Reproduce all lines of the listing below in which the word "date" occurs.

▶ [Given records]
══════════
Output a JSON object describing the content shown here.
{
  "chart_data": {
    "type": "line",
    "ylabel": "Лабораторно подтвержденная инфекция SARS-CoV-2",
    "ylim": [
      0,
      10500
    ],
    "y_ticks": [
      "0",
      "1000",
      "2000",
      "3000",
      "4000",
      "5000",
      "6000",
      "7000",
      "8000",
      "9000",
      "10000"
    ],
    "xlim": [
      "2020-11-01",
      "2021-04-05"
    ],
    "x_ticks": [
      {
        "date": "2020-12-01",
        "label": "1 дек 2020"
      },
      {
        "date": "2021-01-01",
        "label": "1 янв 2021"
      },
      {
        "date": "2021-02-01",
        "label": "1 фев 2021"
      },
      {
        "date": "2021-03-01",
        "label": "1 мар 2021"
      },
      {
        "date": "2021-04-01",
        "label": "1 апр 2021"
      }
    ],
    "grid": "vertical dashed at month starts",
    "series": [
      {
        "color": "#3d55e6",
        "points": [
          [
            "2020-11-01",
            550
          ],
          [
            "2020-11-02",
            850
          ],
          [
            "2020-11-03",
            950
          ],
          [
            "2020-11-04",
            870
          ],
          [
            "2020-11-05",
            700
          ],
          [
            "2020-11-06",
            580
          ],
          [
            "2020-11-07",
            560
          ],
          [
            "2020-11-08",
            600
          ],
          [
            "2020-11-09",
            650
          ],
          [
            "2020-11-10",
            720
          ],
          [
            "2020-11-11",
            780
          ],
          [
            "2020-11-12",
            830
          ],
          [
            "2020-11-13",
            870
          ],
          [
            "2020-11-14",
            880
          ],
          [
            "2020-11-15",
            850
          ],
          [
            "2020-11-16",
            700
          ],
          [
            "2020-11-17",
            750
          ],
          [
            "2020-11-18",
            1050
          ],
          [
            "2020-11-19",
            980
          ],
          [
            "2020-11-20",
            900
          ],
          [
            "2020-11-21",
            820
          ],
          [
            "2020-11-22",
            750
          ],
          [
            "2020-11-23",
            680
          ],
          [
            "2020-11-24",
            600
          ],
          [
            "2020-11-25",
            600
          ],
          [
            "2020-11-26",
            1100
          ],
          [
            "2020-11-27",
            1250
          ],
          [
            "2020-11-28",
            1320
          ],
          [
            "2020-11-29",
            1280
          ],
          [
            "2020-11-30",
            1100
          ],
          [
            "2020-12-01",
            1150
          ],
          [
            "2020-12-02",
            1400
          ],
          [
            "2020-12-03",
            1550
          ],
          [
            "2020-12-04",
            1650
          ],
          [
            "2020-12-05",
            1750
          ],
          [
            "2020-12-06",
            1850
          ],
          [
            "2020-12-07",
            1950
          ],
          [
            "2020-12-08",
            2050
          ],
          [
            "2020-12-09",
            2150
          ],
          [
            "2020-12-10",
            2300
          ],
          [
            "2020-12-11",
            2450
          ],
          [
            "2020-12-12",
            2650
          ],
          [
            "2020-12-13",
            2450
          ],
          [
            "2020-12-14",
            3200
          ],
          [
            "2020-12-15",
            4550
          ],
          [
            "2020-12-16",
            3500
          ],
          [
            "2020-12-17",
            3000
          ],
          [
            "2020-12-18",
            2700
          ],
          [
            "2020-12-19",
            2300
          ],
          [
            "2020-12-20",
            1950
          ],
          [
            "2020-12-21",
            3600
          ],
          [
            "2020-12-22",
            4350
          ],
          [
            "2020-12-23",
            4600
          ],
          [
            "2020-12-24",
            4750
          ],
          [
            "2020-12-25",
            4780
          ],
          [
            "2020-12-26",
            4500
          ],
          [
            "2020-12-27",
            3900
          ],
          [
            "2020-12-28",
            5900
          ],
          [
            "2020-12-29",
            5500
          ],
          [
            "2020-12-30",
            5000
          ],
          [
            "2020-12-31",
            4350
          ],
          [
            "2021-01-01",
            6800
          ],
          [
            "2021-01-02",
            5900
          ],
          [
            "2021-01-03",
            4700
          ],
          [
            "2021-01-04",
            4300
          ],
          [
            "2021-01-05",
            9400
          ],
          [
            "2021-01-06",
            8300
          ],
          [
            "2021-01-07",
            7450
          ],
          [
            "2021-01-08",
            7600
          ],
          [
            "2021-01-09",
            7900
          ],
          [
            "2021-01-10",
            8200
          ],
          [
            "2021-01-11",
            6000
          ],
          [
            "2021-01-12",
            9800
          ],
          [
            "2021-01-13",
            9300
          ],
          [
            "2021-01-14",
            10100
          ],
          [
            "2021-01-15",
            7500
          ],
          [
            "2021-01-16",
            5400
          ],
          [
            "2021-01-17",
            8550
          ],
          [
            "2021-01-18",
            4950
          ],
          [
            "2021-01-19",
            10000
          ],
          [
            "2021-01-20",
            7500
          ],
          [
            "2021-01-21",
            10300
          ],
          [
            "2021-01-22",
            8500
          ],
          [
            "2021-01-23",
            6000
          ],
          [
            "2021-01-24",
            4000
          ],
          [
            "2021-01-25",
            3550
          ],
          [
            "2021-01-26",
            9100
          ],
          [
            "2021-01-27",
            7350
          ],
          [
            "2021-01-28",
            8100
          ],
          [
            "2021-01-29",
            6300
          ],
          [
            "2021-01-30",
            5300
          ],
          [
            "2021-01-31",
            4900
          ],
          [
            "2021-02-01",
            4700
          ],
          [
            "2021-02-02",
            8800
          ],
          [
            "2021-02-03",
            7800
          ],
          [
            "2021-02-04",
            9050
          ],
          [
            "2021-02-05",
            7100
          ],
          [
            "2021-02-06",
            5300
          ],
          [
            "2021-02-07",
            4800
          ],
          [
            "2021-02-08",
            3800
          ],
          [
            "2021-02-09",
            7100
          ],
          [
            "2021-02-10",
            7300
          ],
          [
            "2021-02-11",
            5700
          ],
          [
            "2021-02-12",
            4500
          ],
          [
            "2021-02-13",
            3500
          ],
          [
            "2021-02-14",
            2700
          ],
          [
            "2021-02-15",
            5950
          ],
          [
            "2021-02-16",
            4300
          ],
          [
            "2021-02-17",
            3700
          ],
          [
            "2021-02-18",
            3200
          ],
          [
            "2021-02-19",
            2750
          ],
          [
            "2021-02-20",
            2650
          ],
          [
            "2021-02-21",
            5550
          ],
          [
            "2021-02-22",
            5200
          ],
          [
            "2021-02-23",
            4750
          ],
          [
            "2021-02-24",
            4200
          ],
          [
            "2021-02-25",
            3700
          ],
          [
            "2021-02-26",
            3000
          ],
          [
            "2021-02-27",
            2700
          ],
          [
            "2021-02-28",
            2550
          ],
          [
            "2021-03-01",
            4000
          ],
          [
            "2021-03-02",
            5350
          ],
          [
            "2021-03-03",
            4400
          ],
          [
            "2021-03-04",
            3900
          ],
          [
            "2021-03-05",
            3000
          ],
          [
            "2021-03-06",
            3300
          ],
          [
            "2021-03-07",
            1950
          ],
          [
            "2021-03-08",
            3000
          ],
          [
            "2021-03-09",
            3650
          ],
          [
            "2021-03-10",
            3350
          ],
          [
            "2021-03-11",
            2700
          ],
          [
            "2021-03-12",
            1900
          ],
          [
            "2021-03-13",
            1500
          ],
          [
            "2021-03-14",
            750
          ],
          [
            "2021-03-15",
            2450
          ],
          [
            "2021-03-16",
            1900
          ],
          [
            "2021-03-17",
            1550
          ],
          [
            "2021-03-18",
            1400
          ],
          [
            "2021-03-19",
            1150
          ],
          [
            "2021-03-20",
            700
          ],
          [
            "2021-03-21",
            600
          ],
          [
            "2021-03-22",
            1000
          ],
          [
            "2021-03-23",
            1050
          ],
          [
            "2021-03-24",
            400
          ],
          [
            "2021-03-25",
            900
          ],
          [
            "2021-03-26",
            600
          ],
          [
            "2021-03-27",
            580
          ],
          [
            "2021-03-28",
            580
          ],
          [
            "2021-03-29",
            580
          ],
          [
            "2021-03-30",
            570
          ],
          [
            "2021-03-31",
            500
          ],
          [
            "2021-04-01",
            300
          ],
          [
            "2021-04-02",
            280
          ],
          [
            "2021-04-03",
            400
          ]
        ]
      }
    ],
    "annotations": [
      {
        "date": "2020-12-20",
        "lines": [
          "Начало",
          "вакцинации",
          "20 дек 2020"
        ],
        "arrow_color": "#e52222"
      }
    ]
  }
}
══════════
▶ [In response]
        "date": "2020-12-01",
        "date": "2021-01-01",
        "date": "2021-02-01",
        "date": "2021-03-01",
        "date": "2021-04-01",
        "date": "2020-12-20",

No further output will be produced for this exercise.